STATED PROBLEM:
Pictures within the data are to be left out; everything else must be reproduced exactly.

## begin RECORDS PROVIDED

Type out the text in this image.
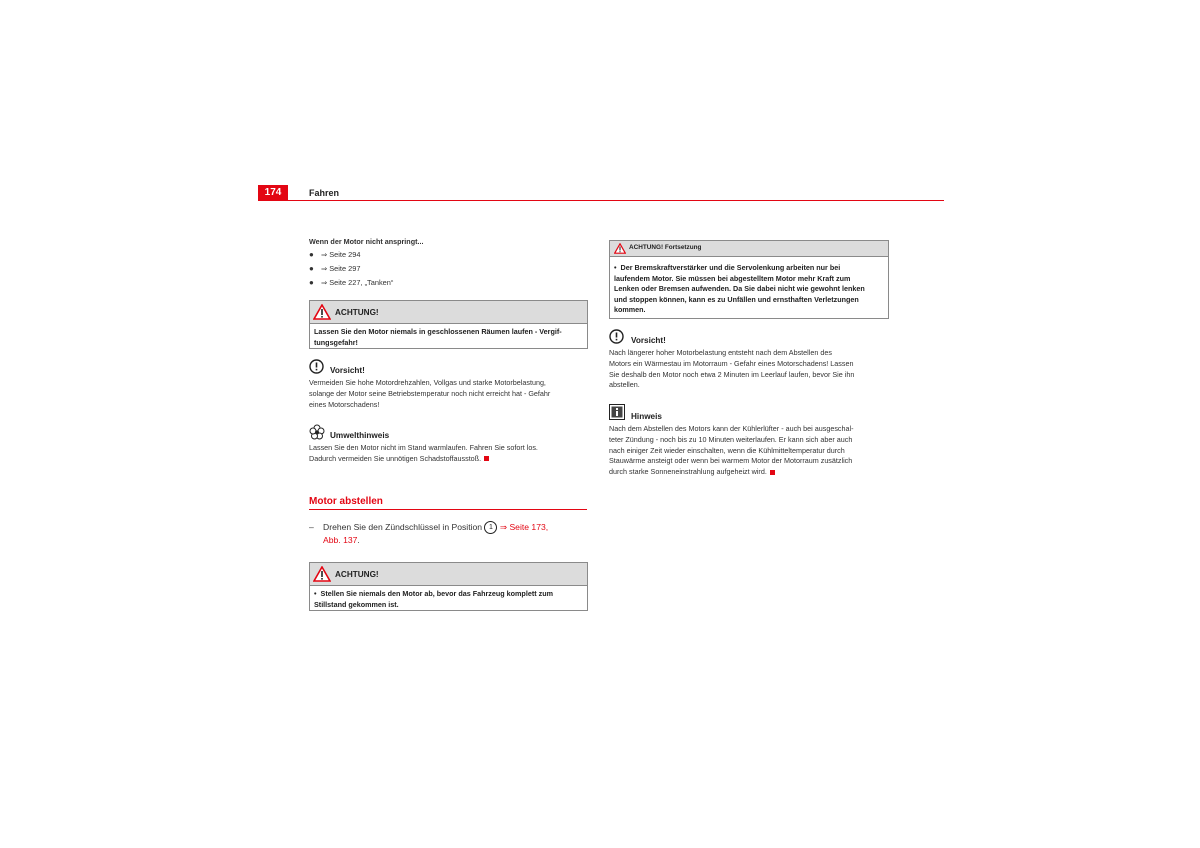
174	Fahren
Wenn der Motor nicht anspringt...
● ⇒ Seite 294
● ⇒ Seite 297
● ⇒ Seite 227, „Tanken“
ACHTUNG!
Lassen Sie den Motor niemals in geschlossenen Räumen laufen - Vergif-
tungsgefahr!
Vorsicht!
Vermeiden Sie hohe Motordrehzahlen, Vollgas und starke Motorbelastung,
solange der Motor seine Betriebstemperatur noch nicht erreicht hat - Gefahr
eines Motorschadens!
Umwelthinweis
Lassen Sie den Motor nicht im Stand warmlaufen. Fahren Sie sofort los.
Dadurch vermeiden Sie unnötigen Schadstoffausstoß.
Motor abstellen
–	Drehen Sie den Zündschlüssel in Position 1 ⇒ Seite 173,
Abb. 137.
ACHTUNG!
• Stellen Sie niemals den Motor ab, bevor das Fahrzeug komplett zum
Stillstand gekommen ist.
ACHTUNG! Fortsetzung
• Der Bremskraftverstärker und die Servolenkung arbeiten nur bei
laufendem Motor. Sie müssen bei abgestelltem Motor mehr Kraft zum
Lenken oder Bremsen aufwenden. Da Sie dabei nicht wie gewohnt lenken
und stoppen können, kann es zu Unfällen und ernsthaften Verletzungen
kommen.
Vorsicht!
Nach längerer hoher Motorbelastung entsteht nach dem Abstellen des
Motors ein Wärmestau im Motorraum - Gefahr eines Motorschadens! Lassen
Sie deshalb den Motor noch etwa 2 Minuten im Leerlauf laufen, bevor Sie ihn
abstellen.
Hinweis
Nach dem Abstellen des Motors kann der Kühlerlüfter - auch bei ausgeschal-
teter Zündung - noch bis zu 10 Minuten weiterlaufen. Er kann sich aber auch
nach einiger Zeit wieder einschalten, wenn die Kühlmitteltemperatur durch
Stauwärme ansteigt oder wenn bei warmem Motor der Motorraum zusätzlich
durch starke Sonneneinstrahlung aufgeheizt wird.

## end RECORDS PROVIDED

EXERCISE SOLUTION:
Type out the text in this image.
174	Fahren
Wenn der Motor nicht anspringt...
● ⇒ Seite 294
● ⇒ Seite 297
● ⇒ Seite 227, „Tanken“
ACHTUNG!
Lassen Sie den Motor niemals in geschlossenen Räumen laufen - Vergif-
tungsgefahr!
Vorsicht!
Vermeiden Sie hohe Motordrehzahlen, Vollgas und starke Motorbelastung,
solange der Motor seine Betriebstemperatur noch nicht erreicht hat - Gefahr
eines Motorschadens!
Umwelthinweis
Lassen Sie den Motor nicht im Stand warmlaufen. Fahren Sie sofort los.
Dadurch vermeiden Sie unnötigen Schadstoffausstoß.
Motor abstellen
–	Drehen Sie den Zündschlüssel in Position 1 ⇒ Seite 173,
Abb. 137.
ACHTUNG!
• Stellen Sie niemals den Motor ab, bevor das Fahrzeug komplett zum
Stillstand gekommen ist.
ACHTUNG! Fortsetzung
• Der Bremskraftverstärker und die Servolenkung arbeiten nur bei
laufendem Motor. Sie müssen bei abgestelltem Motor mehr Kraft zum
Lenken oder Bremsen aufwenden. Da Sie dabei nicht wie gewohnt lenken
und stoppen können, kann es zu Unfällen und ernsthaften Verletzungen
kommen.
Vorsicht!
Nach längerer hoher Motorbelastung entsteht nach dem Abstellen des
Motors ein Wärmestau im Motorraum - Gefahr eines Motorschadens! Lassen
Sie deshalb den Motor noch etwa 2 Minuten im Leerlauf laufen, bevor Sie ihn
abstellen.
Hinweis
Nach dem Abstellen des Motors kann der Kühlerlüfter - auch bei ausgeschal-
teter Zündung - noch bis zu 10 Minuten weiterlaufen. Er kann sich aber auch
nach einiger Zeit wieder einschalten, wenn die Kühlmitteltemperatur durch
Stauwärme ansteigt oder wenn bei warmem Motor der Motorraum zusätzlich
durch starke Sonneneinstrahlung aufgeheizt wird.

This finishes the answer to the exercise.